§ EXTRACTED RECORDS
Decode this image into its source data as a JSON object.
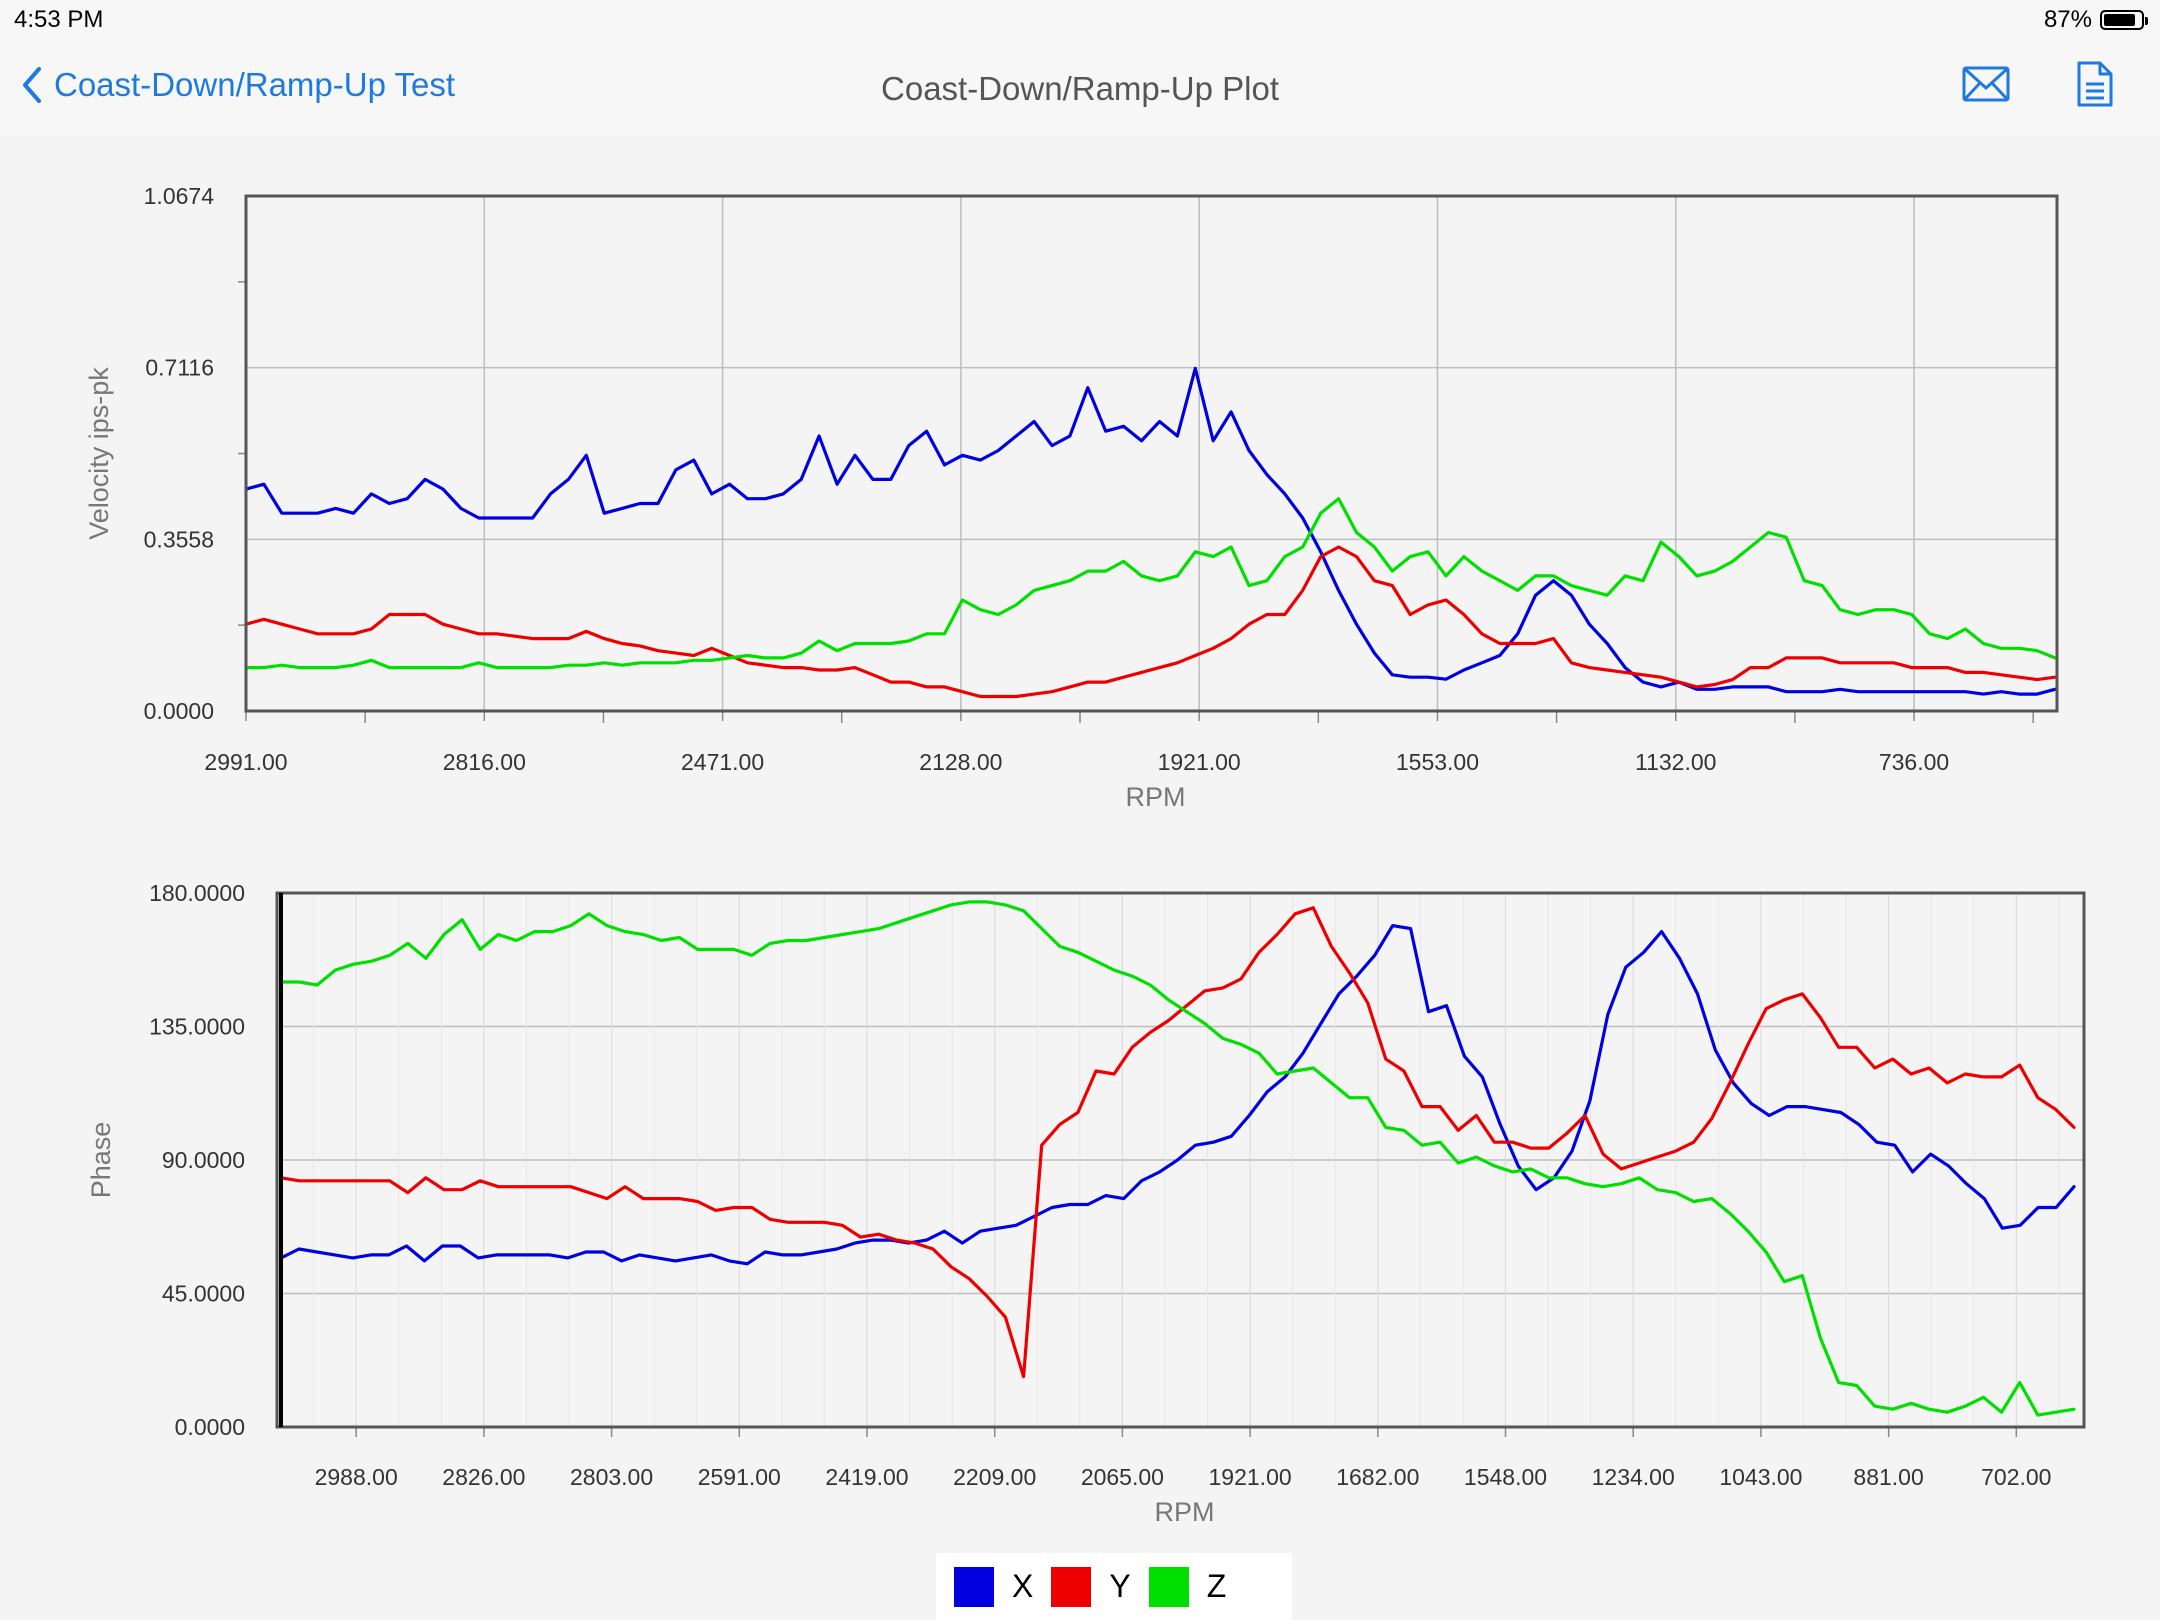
{
  "status_bar": {
    "time": "4:53 PM",
    "battery": "87%",
    "battery_level": 0.87
  },
  "nav": {
    "back_label": "Coast-Down/Ramp-Up Test",
    "title": "Coast-Down/Ramp-Up Plot",
    "mail_icon": "mail-icon",
    "document_icon": "document-icon"
  },
  "legend": [
    {
      "label": "X",
      "color": "#0000e0"
    },
    {
      "label": "Y",
      "color": "#ee0000"
    },
    {
      "label": "Z",
      "color": "#00e000"
    }
  ],
  "chart_data": [
    {
      "type": "line",
      "title": "",
      "xlabel": "RPM",
      "ylabel": "Velocity ips-pk",
      "ylim": [
        0,
        1.0674
      ],
      "y_ticks": [
        "0.0000",
        "0.3558",
        "0.7116",
        "1.0674"
      ],
      "x_ticks": [
        "2991.00",
        "2816.00",
        "2471.00",
        "2128.00",
        "1921.00",
        "1553.00",
        "1132.00",
        "736.00"
      ],
      "grid": true,
      "series": [
        {
          "name": "X",
          "color": "#0000e0",
          "values": [
            0.46,
            0.47,
            0.41,
            0.41,
            0.41,
            0.42,
            0.41,
            0.45,
            0.43,
            0.44,
            0.48,
            0.46,
            0.42,
            0.4,
            0.4,
            0.4,
            0.4,
            0.45,
            0.48,
            0.53,
            0.41,
            0.42,
            0.43,
            0.43,
            0.5,
            0.52,
            0.45,
            0.47,
            0.44,
            0.44,
            0.45,
            0.48,
            0.57,
            0.47,
            0.53,
            0.48,
            0.48,
            0.55,
            0.58,
            0.51,
            0.53,
            0.52,
            0.54,
            0.57,
            0.6,
            0.55,
            0.57,
            0.67,
            0.58,
            0.59,
            0.56,
            0.6,
            0.57,
            0.71,
            0.56,
            0.62,
            0.54,
            0.49,
            0.45,
            0.4,
            0.33,
            0.25,
            0.18,
            0.12,
            0.075,
            0.07,
            0.07,
            0.066,
            0.085,
            0.1,
            0.115,
            0.16,
            0.24,
            0.27,
            0.24,
            0.18,
            0.14,
            0.09,
            0.06,
            0.05,
            0.06,
            0.045,
            0.045,
            0.05,
            0.05,
            0.05,
            0.04,
            0.04,
            0.04,
            0.045,
            0.04,
            0.04,
            0.04,
            0.04,
            0.04,
            0.04,
            0.04,
            0.035,
            0.04,
            0.035,
            0.035,
            0.045
          ]
        },
        {
          "name": "Y",
          "color": "#ee0000",
          "values": [
            0.18,
            0.19,
            0.18,
            0.17,
            0.16,
            0.16,
            0.16,
            0.17,
            0.2,
            0.2,
            0.2,
            0.18,
            0.17,
            0.16,
            0.16,
            0.155,
            0.15,
            0.15,
            0.15,
            0.165,
            0.15,
            0.14,
            0.135,
            0.125,
            0.12,
            0.115,
            0.13,
            0.115,
            0.1,
            0.095,
            0.09,
            0.09,
            0.085,
            0.085,
            0.09,
            0.075,
            0.06,
            0.06,
            0.05,
            0.05,
            0.04,
            0.03,
            0.03,
            0.03,
            0.035,
            0.04,
            0.05,
            0.06,
            0.06,
            0.07,
            0.08,
            0.09,
            0.1,
            0.115,
            0.13,
            0.15,
            0.18,
            0.2,
            0.2,
            0.25,
            0.32,
            0.34,
            0.32,
            0.27,
            0.26,
            0.2,
            0.22,
            0.23,
            0.2,
            0.16,
            0.14,
            0.14,
            0.14,
            0.15,
            0.1,
            0.09,
            0.085,
            0.08,
            0.075,
            0.07,
            0.06,
            0.05,
            0.055,
            0.065,
            0.09,
            0.09,
            0.11,
            0.11,
            0.11,
            0.1,
            0.1,
            0.1,
            0.1,
            0.09,
            0.09,
            0.09,
            0.08,
            0.08,
            0.075,
            0.07,
            0.065,
            0.07
          ]
        },
        {
          "name": "Z",
          "color": "#00e000",
          "values": [
            0.09,
            0.09,
            0.095,
            0.09,
            0.09,
            0.09,
            0.095,
            0.105,
            0.09,
            0.09,
            0.09,
            0.09,
            0.09,
            0.1,
            0.09,
            0.09,
            0.09,
            0.09,
            0.095,
            0.095,
            0.1,
            0.095,
            0.1,
            0.1,
            0.1,
            0.105,
            0.105,
            0.11,
            0.115,
            0.11,
            0.11,
            0.12,
            0.145,
            0.125,
            0.14,
            0.14,
            0.14,
            0.145,
            0.16,
            0.16,
            0.23,
            0.21,
            0.2,
            0.22,
            0.25,
            0.26,
            0.27,
            0.29,
            0.29,
            0.31,
            0.28,
            0.27,
            0.28,
            0.33,
            0.32,
            0.34,
            0.26,
            0.27,
            0.32,
            0.34,
            0.41,
            0.44,
            0.37,
            0.34,
            0.29,
            0.32,
            0.33,
            0.28,
            0.32,
            0.29,
            0.27,
            0.25,
            0.28,
            0.28,
            0.26,
            0.25,
            0.24,
            0.28,
            0.27,
            0.35,
            0.32,
            0.28,
            0.29,
            0.31,
            0.34,
            0.37,
            0.36,
            0.27,
            0.26,
            0.21,
            0.2,
            0.21,
            0.21,
            0.2,
            0.16,
            0.15,
            0.17,
            0.14,
            0.13,
            0.13,
            0.125,
            0.11
          ]
        }
      ]
    },
    {
      "type": "line",
      "title": "",
      "xlabel": "RPM",
      "ylabel": "Phase",
      "ylim": [
        0,
        180
      ],
      "y_ticks": [
        "0.0000",
        "45.0000",
        "90.0000",
        "135.0000",
        "180.0000"
      ],
      "x_ticks": [
        "2988.00",
        "2826.00",
        "2803.00",
        "2591.00",
        "2419.00",
        "2209.00",
        "2065.00",
        "1921.00",
        "1682.00",
        "1548.00",
        "1234.00",
        "1043.00",
        "881.00",
        "702.00"
      ],
      "grid": true,
      "series": [
        {
          "name": "X",
          "color": "#0000e0",
          "values": [
            57,
            60,
            59,
            58,
            57,
            58,
            58,
            61,
            56,
            61,
            61,
            57,
            58,
            58,
            58,
            58,
            57,
            59,
            59,
            56,
            58,
            57,
            56,
            57,
            58,
            56,
            55,
            59,
            58,
            58,
            59,
            60,
            62,
            63,
            63,
            62,
            63,
            66,
            62,
            66,
            67,
            68,
            71,
            74,
            75,
            75,
            78,
            77,
            83,
            86,
            90,
            95,
            96,
            98,
            105,
            113,
            118,
            126,
            136,
            146,
            152,
            159,
            169,
            168,
            140,
            142,
            125,
            118,
            102,
            88,
            80,
            84,
            93,
            110,
            139,
            155,
            160,
            167,
            158,
            146,
            127,
            116,
            109,
            105,
            108,
            108,
            107,
            106,
            102,
            96,
            95,
            86,
            92,
            88,
            82,
            77,
            67,
            68,
            74,
            74,
            81
          ]
        },
        {
          "name": "Y",
          "color": "#ee0000",
          "values": [
            84,
            83,
            83,
            83,
            83,
            83,
            83,
            79,
            84,
            80,
            80,
            83,
            81,
            81,
            81,
            81,
            81,
            79,
            77,
            81,
            77,
            77,
            77,
            76,
            73,
            74,
            74,
            70,
            69,
            69,
            69,
            68,
            64,
            65,
            63,
            62,
            60,
            54,
            50,
            44,
            37,
            17,
            95,
            102,
            106,
            120,
            119,
            128,
            133,
            137,
            142,
            147,
            148,
            151,
            160,
            166,
            173,
            175,
            162,
            153,
            143,
            124,
            120,
            108,
            108,
            100,
            105,
            96,
            96,
            94,
            94,
            99,
            105,
            92,
            87,
            89,
            91,
            93,
            96,
            104,
            116,
            129,
            141,
            144,
            146,
            138,
            128,
            128,
            121,
            124,
            119,
            121,
            116,
            119,
            118,
            118,
            122,
            111,
            107,
            101
          ]
        },
        {
          "name": "Z",
          "color": "#00e000",
          "values": [
            150,
            150,
            149,
            154,
            156,
            157,
            159,
            163,
            158,
            166,
            171,
            161,
            166,
            164,
            167,
            167,
            169,
            173,
            169,
            167,
            166,
            164,
            165,
            161,
            161,
            161,
            159,
            163,
            164,
            164,
            165,
            166,
            167,
            168,
            170,
            172,
            174,
            176,
            177,
            177,
            176,
            174,
            168,
            162,
            160,
            157,
            154,
            152,
            149,
            144,
            140,
            136,
            131,
            129,
            126,
            119,
            120,
            121,
            116,
            111,
            111,
            101,
            100,
            95,
            96,
            89,
            91,
            88,
            86,
            87,
            84,
            84,
            82,
            81,
            82,
            84,
            80,
            79,
            76,
            77,
            72,
            66,
            59,
            49,
            51,
            30,
            15,
            14,
            7,
            6,
            8,
            6,
            5,
            7,
            10,
            5,
            15,
            4,
            5,
            6
          ]
        }
      ]
    }
  ]
}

§ AIM OF THE EXERCISE
What count of lines in the listing contain the word "Coast"? Reply with the number only.

§ RIGHT ANSWER
2